----- INFORMATION GIVEN -----
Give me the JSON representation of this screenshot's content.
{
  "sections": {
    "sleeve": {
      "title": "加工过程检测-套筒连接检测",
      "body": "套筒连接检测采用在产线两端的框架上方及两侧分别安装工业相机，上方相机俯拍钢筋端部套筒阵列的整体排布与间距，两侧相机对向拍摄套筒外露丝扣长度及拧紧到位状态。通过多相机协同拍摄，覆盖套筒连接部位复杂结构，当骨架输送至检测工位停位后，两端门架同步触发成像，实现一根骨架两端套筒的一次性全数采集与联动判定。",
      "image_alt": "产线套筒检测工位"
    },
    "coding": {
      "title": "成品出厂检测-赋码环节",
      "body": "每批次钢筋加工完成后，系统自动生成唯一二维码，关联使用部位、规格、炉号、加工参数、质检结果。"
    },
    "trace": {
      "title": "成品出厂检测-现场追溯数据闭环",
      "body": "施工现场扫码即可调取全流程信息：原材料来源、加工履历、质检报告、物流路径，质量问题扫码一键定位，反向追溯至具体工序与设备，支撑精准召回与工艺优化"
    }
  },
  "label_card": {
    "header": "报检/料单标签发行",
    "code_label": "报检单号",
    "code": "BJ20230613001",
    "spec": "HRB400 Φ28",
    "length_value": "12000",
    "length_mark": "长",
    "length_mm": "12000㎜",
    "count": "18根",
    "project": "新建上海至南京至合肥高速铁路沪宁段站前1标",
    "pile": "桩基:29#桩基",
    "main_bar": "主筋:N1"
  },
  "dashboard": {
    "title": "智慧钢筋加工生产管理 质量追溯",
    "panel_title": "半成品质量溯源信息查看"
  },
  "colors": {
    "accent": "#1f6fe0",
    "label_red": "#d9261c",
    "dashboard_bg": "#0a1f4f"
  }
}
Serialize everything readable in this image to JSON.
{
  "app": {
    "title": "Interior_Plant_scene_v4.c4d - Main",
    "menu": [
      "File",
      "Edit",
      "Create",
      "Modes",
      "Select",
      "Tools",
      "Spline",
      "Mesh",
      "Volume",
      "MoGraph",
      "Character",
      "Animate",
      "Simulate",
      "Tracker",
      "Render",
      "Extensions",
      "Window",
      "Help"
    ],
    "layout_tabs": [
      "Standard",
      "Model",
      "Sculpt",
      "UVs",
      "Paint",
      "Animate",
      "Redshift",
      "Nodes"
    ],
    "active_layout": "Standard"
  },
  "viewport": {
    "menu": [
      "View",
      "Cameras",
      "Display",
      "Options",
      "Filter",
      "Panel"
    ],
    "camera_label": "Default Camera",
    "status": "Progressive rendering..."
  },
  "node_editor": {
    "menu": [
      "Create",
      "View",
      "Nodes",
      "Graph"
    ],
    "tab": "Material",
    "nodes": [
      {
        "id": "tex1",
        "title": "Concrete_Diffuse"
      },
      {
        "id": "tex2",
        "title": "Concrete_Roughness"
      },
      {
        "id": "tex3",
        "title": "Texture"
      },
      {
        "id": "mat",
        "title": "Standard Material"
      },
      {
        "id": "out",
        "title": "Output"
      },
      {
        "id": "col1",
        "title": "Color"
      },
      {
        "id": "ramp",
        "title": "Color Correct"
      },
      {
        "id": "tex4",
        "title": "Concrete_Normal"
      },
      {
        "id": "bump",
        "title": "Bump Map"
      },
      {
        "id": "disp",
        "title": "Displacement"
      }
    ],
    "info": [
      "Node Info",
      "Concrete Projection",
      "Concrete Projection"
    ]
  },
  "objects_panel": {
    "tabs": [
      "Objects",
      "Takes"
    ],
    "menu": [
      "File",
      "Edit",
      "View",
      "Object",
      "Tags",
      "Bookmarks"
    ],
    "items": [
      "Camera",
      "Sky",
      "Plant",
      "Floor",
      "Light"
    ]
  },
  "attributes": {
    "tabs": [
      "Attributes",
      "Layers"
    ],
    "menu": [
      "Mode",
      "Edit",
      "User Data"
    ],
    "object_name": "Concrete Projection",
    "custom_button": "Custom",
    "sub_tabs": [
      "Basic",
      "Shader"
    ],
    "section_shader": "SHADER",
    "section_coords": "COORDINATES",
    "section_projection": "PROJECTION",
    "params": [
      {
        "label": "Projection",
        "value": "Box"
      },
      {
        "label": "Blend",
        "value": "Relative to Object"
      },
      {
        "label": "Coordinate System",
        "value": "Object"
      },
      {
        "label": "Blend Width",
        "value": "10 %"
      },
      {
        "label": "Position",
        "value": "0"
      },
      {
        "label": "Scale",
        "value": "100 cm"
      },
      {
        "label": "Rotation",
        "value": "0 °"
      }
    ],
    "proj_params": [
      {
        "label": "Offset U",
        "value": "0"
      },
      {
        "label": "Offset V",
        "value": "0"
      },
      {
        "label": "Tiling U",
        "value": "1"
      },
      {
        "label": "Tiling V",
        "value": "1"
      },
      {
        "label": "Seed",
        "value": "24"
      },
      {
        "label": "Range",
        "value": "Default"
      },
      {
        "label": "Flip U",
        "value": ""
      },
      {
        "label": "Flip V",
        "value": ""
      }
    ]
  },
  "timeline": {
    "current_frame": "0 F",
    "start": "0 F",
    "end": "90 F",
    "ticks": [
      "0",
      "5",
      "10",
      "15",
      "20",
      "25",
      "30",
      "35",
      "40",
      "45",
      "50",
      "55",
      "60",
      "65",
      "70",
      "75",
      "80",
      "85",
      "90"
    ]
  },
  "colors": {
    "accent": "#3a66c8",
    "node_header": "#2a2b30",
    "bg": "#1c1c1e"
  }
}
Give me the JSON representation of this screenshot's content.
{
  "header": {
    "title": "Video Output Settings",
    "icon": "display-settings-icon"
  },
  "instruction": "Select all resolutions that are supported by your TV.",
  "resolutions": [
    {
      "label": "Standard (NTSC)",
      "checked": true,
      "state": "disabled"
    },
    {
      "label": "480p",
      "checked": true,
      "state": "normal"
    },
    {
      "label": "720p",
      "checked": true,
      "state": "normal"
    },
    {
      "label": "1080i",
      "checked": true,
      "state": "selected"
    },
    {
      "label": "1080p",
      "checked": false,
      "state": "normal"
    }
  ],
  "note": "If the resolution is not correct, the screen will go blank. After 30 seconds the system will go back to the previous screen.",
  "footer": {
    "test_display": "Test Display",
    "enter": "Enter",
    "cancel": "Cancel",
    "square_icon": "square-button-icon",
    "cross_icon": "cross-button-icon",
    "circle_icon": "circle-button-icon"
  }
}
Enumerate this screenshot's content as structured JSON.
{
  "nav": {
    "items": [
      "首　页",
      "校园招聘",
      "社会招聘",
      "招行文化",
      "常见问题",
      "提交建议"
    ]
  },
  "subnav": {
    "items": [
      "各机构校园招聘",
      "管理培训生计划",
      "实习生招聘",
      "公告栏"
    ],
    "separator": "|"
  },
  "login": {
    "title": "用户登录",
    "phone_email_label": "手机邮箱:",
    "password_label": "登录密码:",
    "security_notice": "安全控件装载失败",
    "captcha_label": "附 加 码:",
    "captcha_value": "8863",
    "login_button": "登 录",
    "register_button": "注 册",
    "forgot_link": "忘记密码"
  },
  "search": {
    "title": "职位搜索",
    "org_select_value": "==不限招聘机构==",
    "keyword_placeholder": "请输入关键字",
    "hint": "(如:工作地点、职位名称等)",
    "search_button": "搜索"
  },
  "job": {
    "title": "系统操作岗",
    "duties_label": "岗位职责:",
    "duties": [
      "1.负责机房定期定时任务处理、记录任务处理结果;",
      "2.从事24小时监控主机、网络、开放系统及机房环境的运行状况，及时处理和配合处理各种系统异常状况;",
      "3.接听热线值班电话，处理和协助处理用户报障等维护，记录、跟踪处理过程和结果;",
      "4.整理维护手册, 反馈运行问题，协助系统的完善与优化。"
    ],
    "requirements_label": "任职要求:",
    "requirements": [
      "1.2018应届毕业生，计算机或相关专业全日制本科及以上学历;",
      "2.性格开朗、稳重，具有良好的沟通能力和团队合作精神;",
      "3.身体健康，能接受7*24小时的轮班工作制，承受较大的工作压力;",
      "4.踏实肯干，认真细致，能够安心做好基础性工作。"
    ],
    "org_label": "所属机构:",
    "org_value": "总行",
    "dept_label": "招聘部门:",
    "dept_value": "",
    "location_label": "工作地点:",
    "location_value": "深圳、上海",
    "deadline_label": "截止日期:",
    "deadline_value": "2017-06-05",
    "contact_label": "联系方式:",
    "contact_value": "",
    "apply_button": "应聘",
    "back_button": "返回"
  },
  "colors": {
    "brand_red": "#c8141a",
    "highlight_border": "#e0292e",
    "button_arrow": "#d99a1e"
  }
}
-----
_WHAT TO PRODUCE_
Which lines contain "成品出厂检测"? Show each of them.

_FINISHED ANSWER_
      "title": "成品出厂检测-赋码环节",
      "title": "成品出厂检测-现场追溯数据闭环",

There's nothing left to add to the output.